_Ejercicios por resolver_
1. Traduce al inglés esta oración del texto sobre el club de lectura: «Me detengo a pensar en la magia que hace posible la apertura de esas ventanas.»
2. Según el texto sobre el club de lectura, ¿a qué lugar viajó la médica de la historia de Luis Leante?
3. Prosigue el texto sobre el club de lectura desde donde termina.

_Texto del ejercicio_
Algo similar sucede cuando me reúno en línea con el club de lectura que coordino. Antes de que la realidad de todo el mundo cambiara radicalmente, nos veíamos de manera presencial —una delicia que no valoraba como lo hago ahora. A ellas, las integrantes, siempre las he definido como las
mujeres que no soy
, porque, paradójicamente, soy a través de ellas. Puedo decir que a pesar de todo lo que ha desbaratado y cambiado este caprichoso virus, no ha podido con este grupo de lectoras entusiastas. Ahora las encuentro al abrir esas ventanas sin cortinas, compuestas por pixeles. Me detengo a pensar en la magia que hace posible la apertura de esas ventanas. «Conectada [al wifi]», dice la leyenda —como si con eso quedara todo claro. Mi mente vuela para imaginar miles de partículas invisibles que viajan por el aire, todas trabajando por un objetivo: conectarme con las mujeres que no soy. Pienso que se parecen a esas partículas que en otra época emocionaron a dos niños huérfanos al escuchar por medio de un radio roto y lastimado —como el mundo mismo en aquellos años— una voz que los iluminó. Al leer La luz que no puedes ver (2014), del escritor estadounidense Anthony Doerr, concluí que esa voz luminosa es la esperanza, que crece en mí cada vez que escucho a las mujeres que no soy, pues juntas logramos crear nuevas realidades, como la de aquella médica que viajó a lo más desértico de Marruecos para construirse una nueva vida al lado de un viejo amor. ¡Qué verdad tan maravillosa nos regala Luis Leante en la historia de Mira si yo te querré (2008), porque pudimos descubrir que ese amor perdido era el de sí misma! A través del viaje de la protagonista pudimos recuperar un pedacito de la autoestima que a veces encerramos en algún cajón.

_Datos proporcionados_

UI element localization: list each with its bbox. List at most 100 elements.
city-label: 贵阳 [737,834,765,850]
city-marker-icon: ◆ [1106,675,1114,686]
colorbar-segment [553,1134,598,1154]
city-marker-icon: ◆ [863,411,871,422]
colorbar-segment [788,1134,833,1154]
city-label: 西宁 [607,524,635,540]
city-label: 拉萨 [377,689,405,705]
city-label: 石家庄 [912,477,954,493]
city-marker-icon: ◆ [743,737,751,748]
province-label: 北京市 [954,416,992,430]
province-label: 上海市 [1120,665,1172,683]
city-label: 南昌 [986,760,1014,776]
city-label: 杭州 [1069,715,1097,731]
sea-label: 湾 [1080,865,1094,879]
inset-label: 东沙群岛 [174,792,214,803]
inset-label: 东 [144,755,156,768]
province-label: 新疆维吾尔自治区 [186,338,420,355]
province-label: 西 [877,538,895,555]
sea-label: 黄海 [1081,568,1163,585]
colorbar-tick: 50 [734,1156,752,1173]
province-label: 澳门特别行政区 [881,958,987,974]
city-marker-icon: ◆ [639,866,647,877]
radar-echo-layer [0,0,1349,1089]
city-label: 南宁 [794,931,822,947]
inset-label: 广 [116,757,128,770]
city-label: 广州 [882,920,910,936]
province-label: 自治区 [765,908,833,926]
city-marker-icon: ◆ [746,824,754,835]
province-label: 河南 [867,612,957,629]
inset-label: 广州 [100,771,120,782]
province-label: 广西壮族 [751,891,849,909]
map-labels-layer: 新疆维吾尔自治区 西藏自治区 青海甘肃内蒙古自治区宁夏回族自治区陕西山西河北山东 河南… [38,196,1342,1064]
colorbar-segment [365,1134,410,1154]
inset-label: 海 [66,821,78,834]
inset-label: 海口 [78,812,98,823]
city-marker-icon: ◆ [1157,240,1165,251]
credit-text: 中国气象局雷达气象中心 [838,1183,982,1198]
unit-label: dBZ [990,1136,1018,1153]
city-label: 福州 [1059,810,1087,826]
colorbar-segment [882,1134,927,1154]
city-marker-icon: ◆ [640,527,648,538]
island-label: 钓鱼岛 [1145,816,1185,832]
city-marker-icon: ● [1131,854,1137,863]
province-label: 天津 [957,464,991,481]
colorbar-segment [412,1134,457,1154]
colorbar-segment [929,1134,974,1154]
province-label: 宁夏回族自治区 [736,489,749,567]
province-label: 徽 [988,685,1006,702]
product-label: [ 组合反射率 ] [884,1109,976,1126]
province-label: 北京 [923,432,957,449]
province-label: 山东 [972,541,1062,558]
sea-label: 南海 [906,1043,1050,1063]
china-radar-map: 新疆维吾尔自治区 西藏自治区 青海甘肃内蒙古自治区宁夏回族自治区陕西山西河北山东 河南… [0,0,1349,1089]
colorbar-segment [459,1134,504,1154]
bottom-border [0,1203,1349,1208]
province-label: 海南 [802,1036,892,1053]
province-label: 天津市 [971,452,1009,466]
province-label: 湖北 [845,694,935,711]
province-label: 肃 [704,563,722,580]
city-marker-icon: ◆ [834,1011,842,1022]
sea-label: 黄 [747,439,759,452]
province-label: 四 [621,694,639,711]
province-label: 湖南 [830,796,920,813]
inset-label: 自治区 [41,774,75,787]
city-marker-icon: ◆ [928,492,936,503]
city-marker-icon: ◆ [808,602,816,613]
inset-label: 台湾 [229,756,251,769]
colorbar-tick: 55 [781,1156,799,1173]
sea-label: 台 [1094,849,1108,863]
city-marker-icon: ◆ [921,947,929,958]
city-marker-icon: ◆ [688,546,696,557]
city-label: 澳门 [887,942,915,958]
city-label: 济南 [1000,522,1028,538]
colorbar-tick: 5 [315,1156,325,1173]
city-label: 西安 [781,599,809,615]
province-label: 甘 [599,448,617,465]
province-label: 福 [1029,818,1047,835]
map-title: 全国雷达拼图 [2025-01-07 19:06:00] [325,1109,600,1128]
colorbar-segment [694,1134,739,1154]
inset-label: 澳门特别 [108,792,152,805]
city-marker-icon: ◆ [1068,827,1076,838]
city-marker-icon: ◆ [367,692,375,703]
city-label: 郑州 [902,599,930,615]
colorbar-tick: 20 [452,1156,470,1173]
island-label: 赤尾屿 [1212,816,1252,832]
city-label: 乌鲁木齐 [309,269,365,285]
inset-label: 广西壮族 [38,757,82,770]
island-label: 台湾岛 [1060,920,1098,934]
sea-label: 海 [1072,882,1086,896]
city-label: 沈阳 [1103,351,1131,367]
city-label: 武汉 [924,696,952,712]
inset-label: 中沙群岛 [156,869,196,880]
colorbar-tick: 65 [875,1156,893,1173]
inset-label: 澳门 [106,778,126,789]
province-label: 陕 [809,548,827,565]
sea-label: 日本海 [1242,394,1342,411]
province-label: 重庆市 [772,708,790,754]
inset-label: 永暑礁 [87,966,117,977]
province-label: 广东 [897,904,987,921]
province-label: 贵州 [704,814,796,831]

_Resultados esperados_
1. I pause to think about the magic that makes it possible for those windows to open.

2. A lo más desértico de Marruecos.

3.
Las mujeres que no soy me han enseñado tanto que creo que he vivido mil vidas en una. Para expresarlo mejor: si yo fuera un cofre, estaría rebosante de lo mucho que recibo de ellas. Es como si por cada aprendizaje me ornamentaran con una joya, un rubí o un collar de perlas, cubriéndome gradualmente de gemas, hasta que no fuera visible ningún recoveco de mi piel. Brillaría tanto que sería imposible ver mi propio reflejo en el espejo, como le sucedió a nuestra princesa al usar ese velo que tanto rechazó. Con ella cruzamos mundos, épocas y destinos para construir los cimientos de una niña que con valentía buscó su propia historia. De parte de la princesa muerta (1987), de la escritora francesa de origen turco-indio Kenizé Mourad, exprimió lágrimas de resignación y dolor que lloramos en compañía.


Esas mujeres que no soy tienen nombre, cara y esencia; de hecho, su esencia le da vida al grupo y lo hace único. Además, nunca había viajado tanto con amigas como lo he hecho desde que las conocí, porque una lectura compartida siempre es más reconfortante. Así, hemos recorrido el mundo, desde Argelia y Turquía hasta la distópica Gilead; desde la conciencia hasta lo más profundo del inconsciente.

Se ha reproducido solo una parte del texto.